TASK STATEMENT:
Return the material word for word. Do not include the pictures.

DATASET EXCERPTS:

• • • • •

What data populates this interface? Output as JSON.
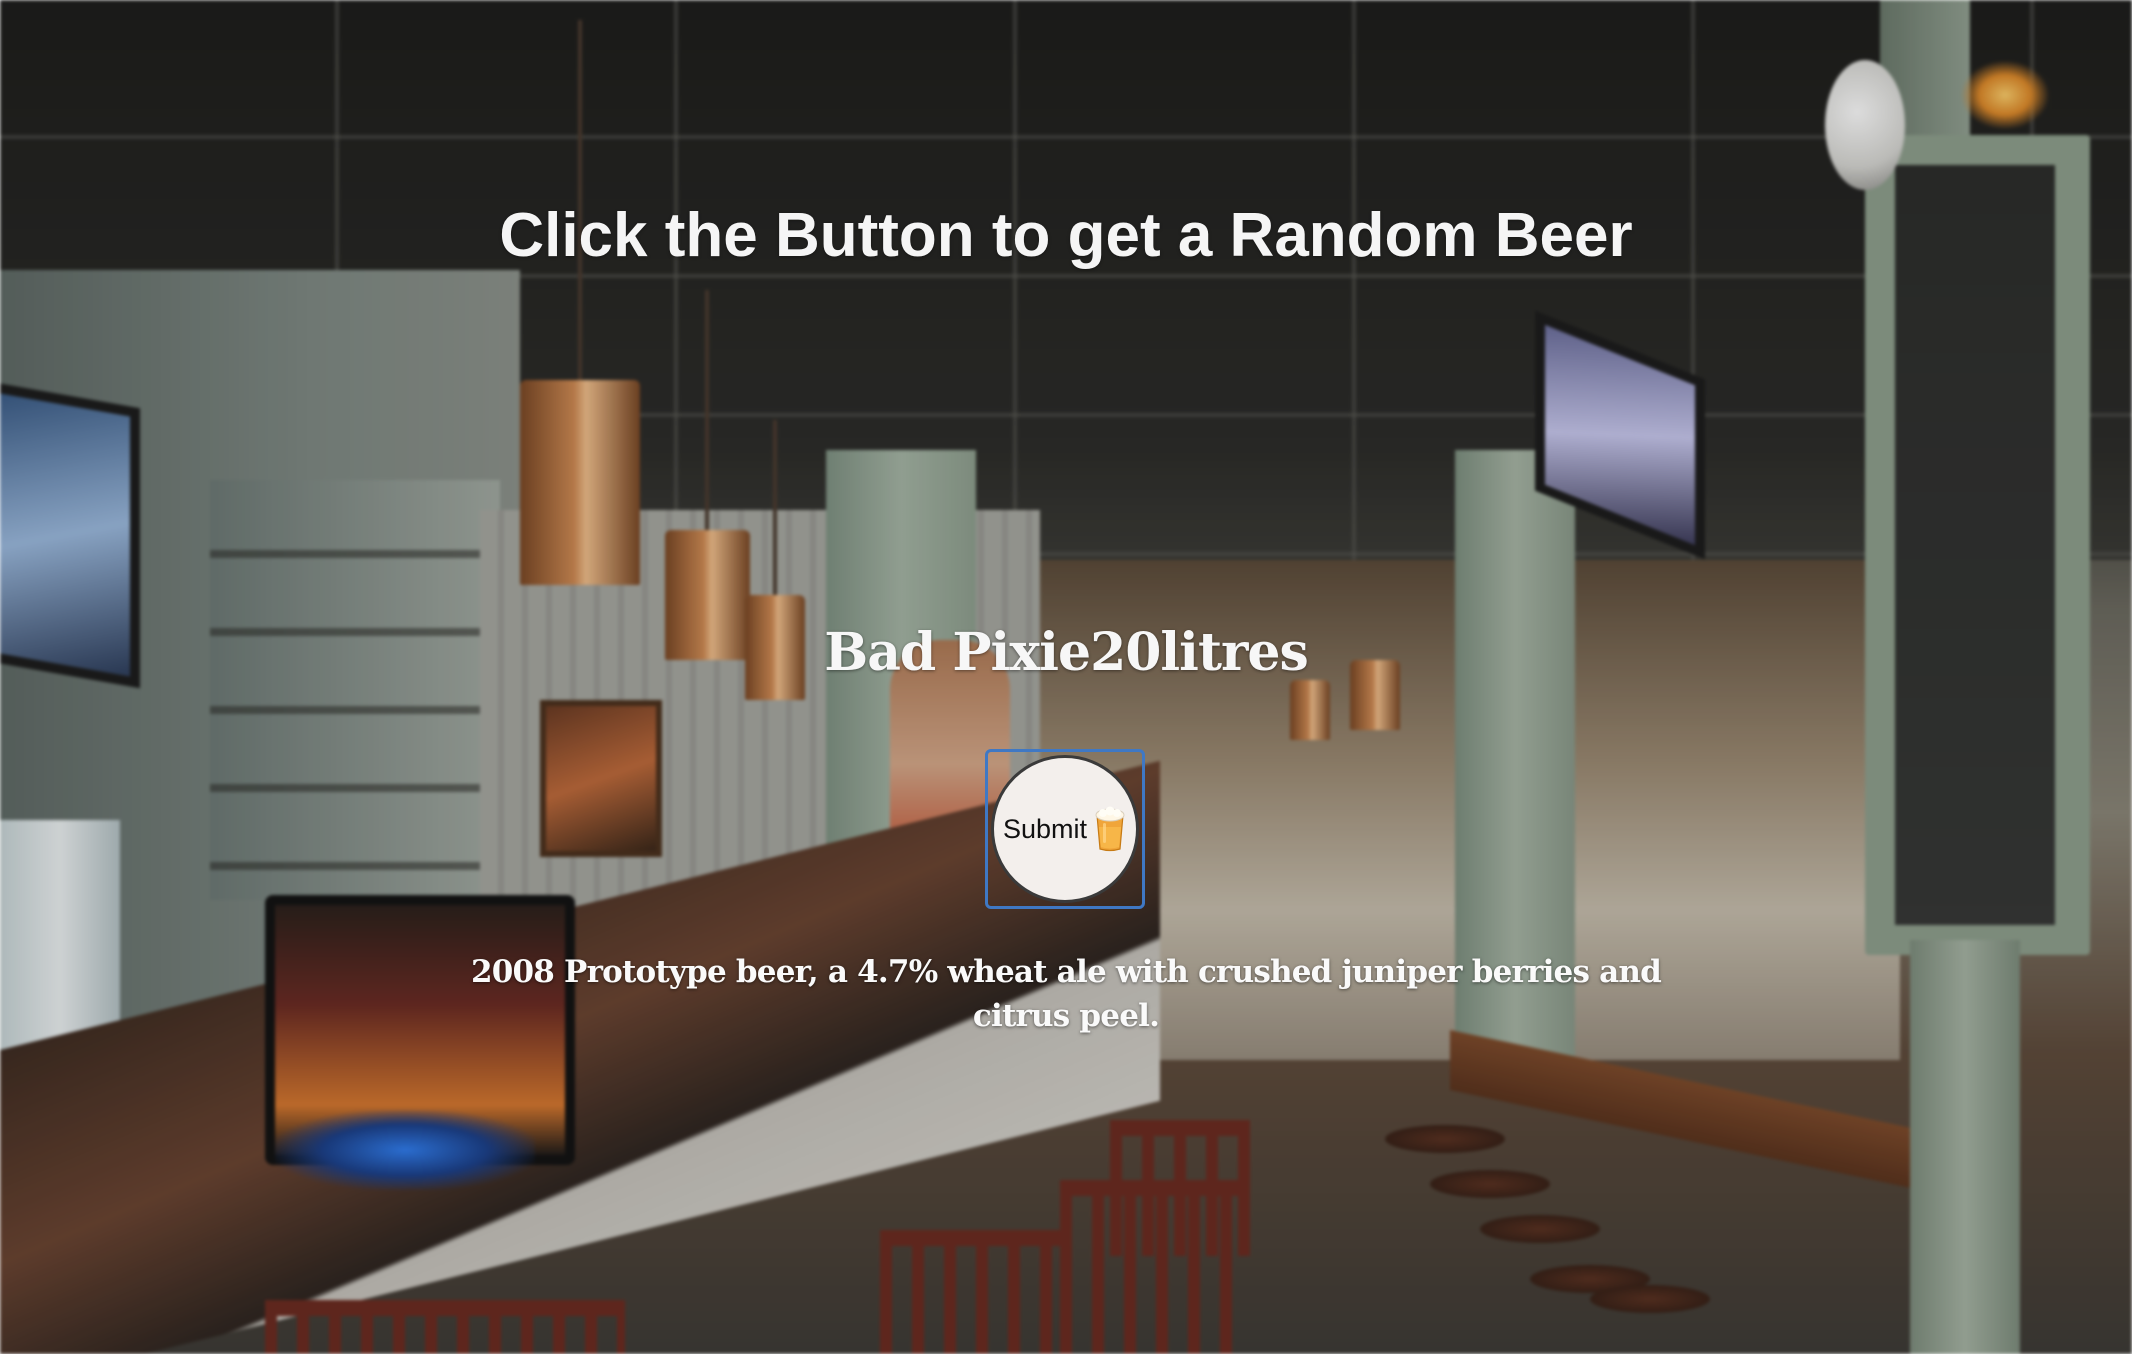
{
  "page": {
    "heading": "Click the Button to get a Random Beer"
  },
  "beer": {
    "name": "Bad Pixie20litres",
    "description": "2008 Prototype beer, a 4.7% wheat ale with crushed juniper berries and citrus peel."
  },
  "submit_button": {
    "label": "Submit",
    "icon": "beer-mug-icon",
    "border_color": "#3f78c4",
    "fill_color": "#f3efec"
  },
  "background": {
    "icon": "bar-interior-photo"
  }
}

• • • • •

OUTPUT FOR THIS EXERCISE:
What data populates this interface? Output as JSON.
{
  "page": {
    "heading": "Click the Button to get a Random Beer"
  },
  "beer": {
    "name": "Bad Pixie20litres",
    "description": "2008 Prototype beer, a 4.7% wheat ale with crushed juniper berries and citrus peel."
  },
  "submit_button": {
    "label": "Submit",
    "icon": "beer-mug-icon",
    "border_color": "#3f78c4",
    "fill_color": "#f3efec"
  },
  "background": {
    "icon": "bar-interior-photo"
  }
}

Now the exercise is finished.